**Problem requirements:** State how many lines of the listing below include the word "edges". Give only the number.

**Data:**
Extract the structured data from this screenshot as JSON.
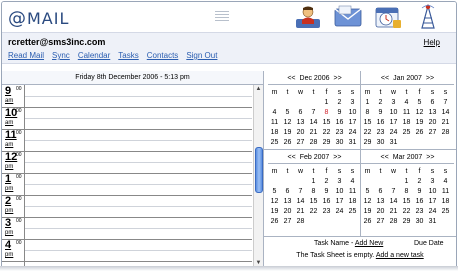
{
  "app": {
    "logo_at": "@",
    "logo_text": "MAIL"
  },
  "nav_icons": [
    "contacts-icon",
    "mail-icon",
    "calendar-icon",
    "tasks-icon"
  ],
  "user": {
    "email": "rcretter@sms3inc.com",
    "help": "Help"
  },
  "menu": [
    "Read Mail",
    "Sync",
    "Calendar",
    "Tasks",
    "Contacts",
    "Sign Out"
  ],
  "day_view": {
    "title": "Friday 8th December 2006 - 5:13 pm",
    "minute_label": "00",
    "hours": [
      {
        "num": "9",
        "ampm": "am"
      },
      {
        "num": "10",
        "ampm": "am"
      },
      {
        "num": "11",
        "ampm": "am"
      },
      {
        "num": "12",
        "ampm": "pm"
      },
      {
        "num": "1",
        "ampm": "pm"
      },
      {
        "num": "2",
        "ampm": "pm"
      },
      {
        "num": "3",
        "ampm": "pm"
      },
      {
        "num": "4",
        "ampm": "pm"
      }
    ]
  },
  "calendars": {
    "prev": "<<",
    "next": ">>",
    "weekdays": [
      "m",
      "t",
      "w",
      "t",
      "f",
      "s",
      "s"
    ],
    "months": [
      {
        "title": "Dec 2006",
        "offset": 4,
        "days": 31,
        "today": 8
      },
      {
        "title": "Jan 2007",
        "offset": 0,
        "days": 31,
        "today": null
      },
      {
        "title": "Feb 2007",
        "offset": 3,
        "days": 28,
        "today": null
      },
      {
        "title": "Mar 2007",
        "offset": 3,
        "days": 31,
        "today": null
      }
    ]
  },
  "tasks": {
    "name_label": "Task Name - ",
    "add_new": "Add New",
    "due_label": "Due Date",
    "empty_text": "The Task Sheet is empty. ",
    "add_task": "Add a new task"
  },
  "colors": {
    "accent": "#2a5db0",
    "today": "#d0202a",
    "header_bg": "#eef1f8"
  }
}
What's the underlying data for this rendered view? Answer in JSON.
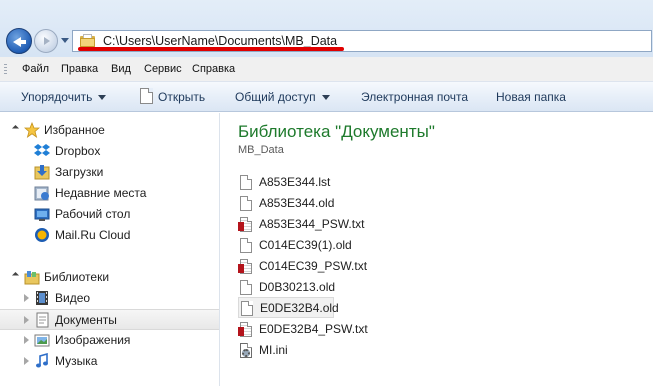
{
  "address_bar": {
    "path": "C:\\Users\\UserName\\Documents\\MB_Data"
  },
  "menu": {
    "items": [
      "Файл",
      "Правка",
      "Вид",
      "Сервис",
      "Справка"
    ]
  },
  "toolbar": {
    "organize": "Упорядочить",
    "open": "Открыть",
    "share": "Общий доступ",
    "email": "Электронная почта",
    "new_folder": "Новая папка"
  },
  "nav": {
    "favorites": {
      "label": "Избранное",
      "items": [
        {
          "label": "Dropbox",
          "icon": "dropbox-icon"
        },
        {
          "label": "Загрузки",
          "icon": "downloads-icon"
        },
        {
          "label": "Недавние места",
          "icon": "recent-places-icon"
        },
        {
          "label": "Рабочий стол",
          "icon": "desktop-icon"
        },
        {
          "label": "Mail.Ru Cloud",
          "icon": "mailru-cloud-icon"
        }
      ]
    },
    "libraries": {
      "label": "Библиотеки",
      "items": [
        {
          "label": "Видео",
          "icon": "video-library-icon"
        },
        {
          "label": "Документы",
          "icon": "documents-library-icon",
          "selected": true
        },
        {
          "label": "Изображения",
          "icon": "pictures-library-icon"
        },
        {
          "label": "Музыка",
          "icon": "music-library-icon"
        }
      ]
    }
  },
  "main": {
    "library_title": "Библиотека \"Документы\"",
    "subtitle": "MB_Data",
    "files": [
      {
        "name": "A853E344.lst",
        "type": "generic"
      },
      {
        "name": "A853E344.old",
        "type": "generic"
      },
      {
        "name": "A853E344_PSW.txt",
        "type": "txt"
      },
      {
        "name": "C014EC39(1).old",
        "type": "generic"
      },
      {
        "name": "C014EC39_PSW.txt",
        "type": "txt"
      },
      {
        "name": "D0B30213.old",
        "type": "generic"
      },
      {
        "name": "E0DE32B4.old",
        "type": "generic",
        "selected": true
      },
      {
        "name": "E0DE32B4_PSW.txt",
        "type": "txt"
      },
      {
        "name": "MI.ini",
        "type": "ini"
      }
    ]
  },
  "colors": {
    "library_title": "#1e7a2c",
    "highlight_underline": "#e00000",
    "toolbar_text": "#1e395b"
  }
}
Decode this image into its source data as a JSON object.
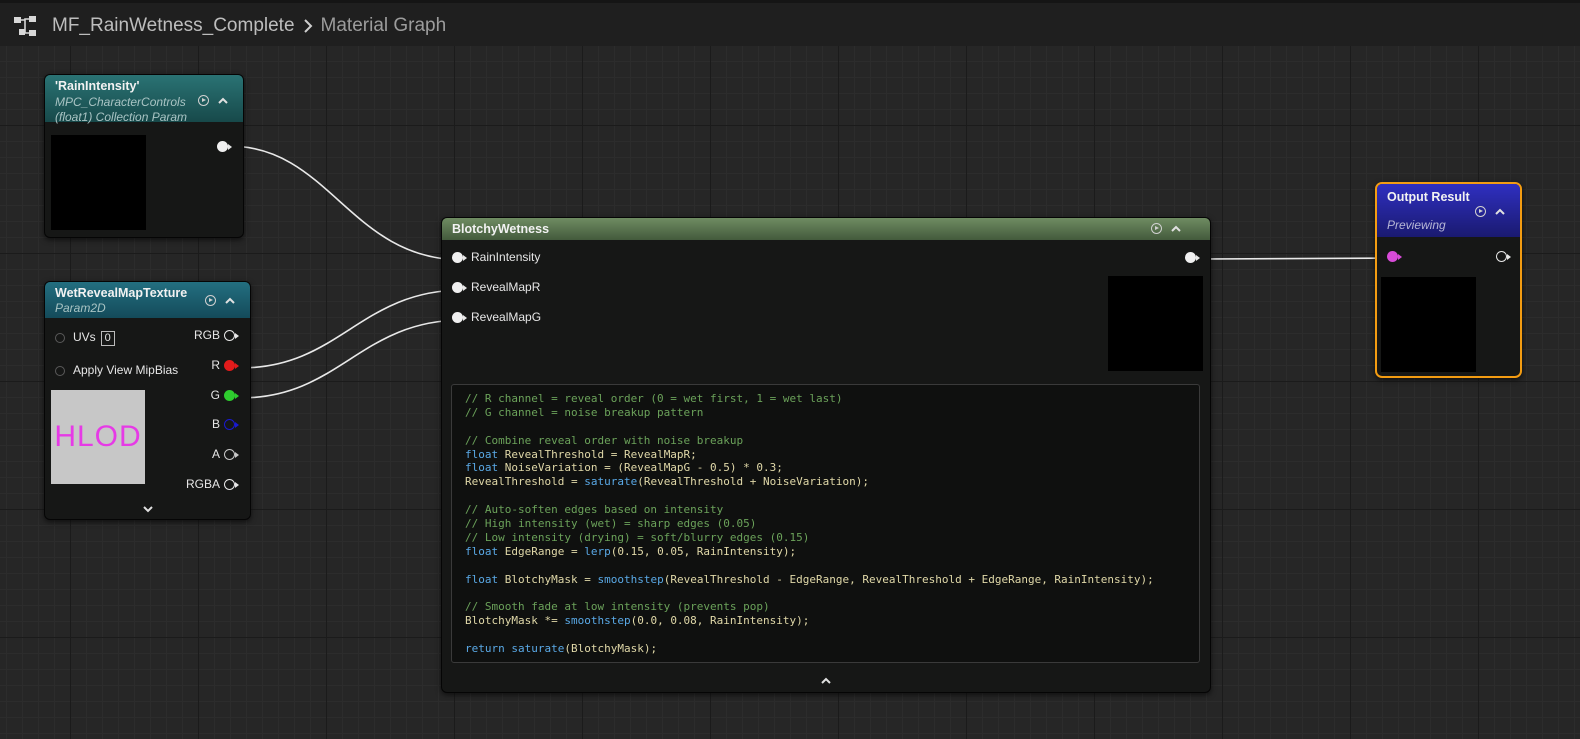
{
  "breadcrumb": {
    "asset": "MF_RainWetness_Complete",
    "graph": "Material Graph"
  },
  "nodes": {
    "rain_intensity": {
      "title": "'RainIntensity'",
      "subtitle1": "MPC_CharacterControls",
      "subtitle2": "(float1) Collection Param"
    },
    "wet_reveal": {
      "title": "WetRevealMapTexture",
      "subtitle": "Param2D",
      "uvs_label": "UVs",
      "uvs_value": "0",
      "mip_label": "Apply View MipBias",
      "preview_text": "HLOD",
      "outputs": [
        "RGB",
        "R",
        "G",
        "B",
        "A",
        "RGBA"
      ]
    },
    "blotchy": {
      "title": "BlotchyWetness",
      "inputs": [
        "RainIntensity",
        "RevealMapR",
        "RevealMapG"
      ],
      "code_lines": [
        [
          [
            "cm",
            "// R channel = reveal order (0 = wet first, 1 = wet last)"
          ]
        ],
        [
          [
            "cm",
            "// G channel = noise breakup pattern"
          ]
        ],
        [],
        [
          [
            "cm",
            "// Combine reveal order with noise breakup"
          ]
        ],
        [
          [
            "kw",
            "float"
          ],
          [
            "pl",
            " RevealThreshold = RevealMapR;"
          ]
        ],
        [
          [
            "kw",
            "float"
          ],
          [
            "pl",
            " NoiseVariation = (RevealMapG - 0.5) * 0.3;"
          ]
        ],
        [
          [
            "pl",
            "RevealThreshold = "
          ],
          [
            "kw",
            "saturate"
          ],
          [
            "pl",
            "(RevealThreshold + NoiseVariation);"
          ]
        ],
        [],
        [
          [
            "cm",
            "// Auto-soften edges based on intensity"
          ]
        ],
        [
          [
            "cm",
            "// High intensity (wet) = sharp edges (0.05)"
          ]
        ],
        [
          [
            "cm",
            "// Low intensity (drying) = soft/blurry edges (0.15)"
          ]
        ],
        [
          [
            "kw",
            "float"
          ],
          [
            "pl",
            " EdgeRange = "
          ],
          [
            "kw",
            "lerp"
          ],
          [
            "pl",
            "(0.15, 0.05, RainIntensity);"
          ]
        ],
        [],
        [
          [
            "kw",
            "float"
          ],
          [
            "pl",
            " BlotchyMask = "
          ],
          [
            "kw",
            "smoothstep"
          ],
          [
            "pl",
            "(RevealThreshold - EdgeRange, RevealThreshold + EdgeRange, RainIntensity);"
          ]
        ],
        [],
        [
          [
            "cm",
            "// Smooth fade at low intensity (prevents pop)"
          ]
        ],
        [
          [
            "pl",
            "BlotchyMask *= "
          ],
          [
            "kw",
            "smoothstep"
          ],
          [
            "pl",
            "(0.0, 0.08, RainIntensity);"
          ]
        ],
        [],
        [
          [
            "kw",
            "return"
          ],
          [
            "pl",
            " "
          ],
          [
            "kw",
            "saturate"
          ],
          [
            "pl",
            "(BlotchyMask);"
          ]
        ]
      ]
    },
    "output": {
      "title": "Output Result",
      "subtitle": "Previewing"
    }
  },
  "colors": {
    "param_header": "#1e5e5f",
    "texture_header": "#1a5a6a",
    "custom_header": "#5a7a4e",
    "output_header": "#2a2aa8",
    "output_border": "#f39c12",
    "pin_r": "#e31b1b",
    "pin_g": "#2ecc2e",
    "pin_b": "#1a1ad0",
    "pin_output": "#d94bd9"
  },
  "icons": [
    "graph-icon",
    "chevron-right-icon",
    "preview-toggle-icon",
    "collapse-icon",
    "expand-icon"
  ]
}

**Result for this exercise:** 3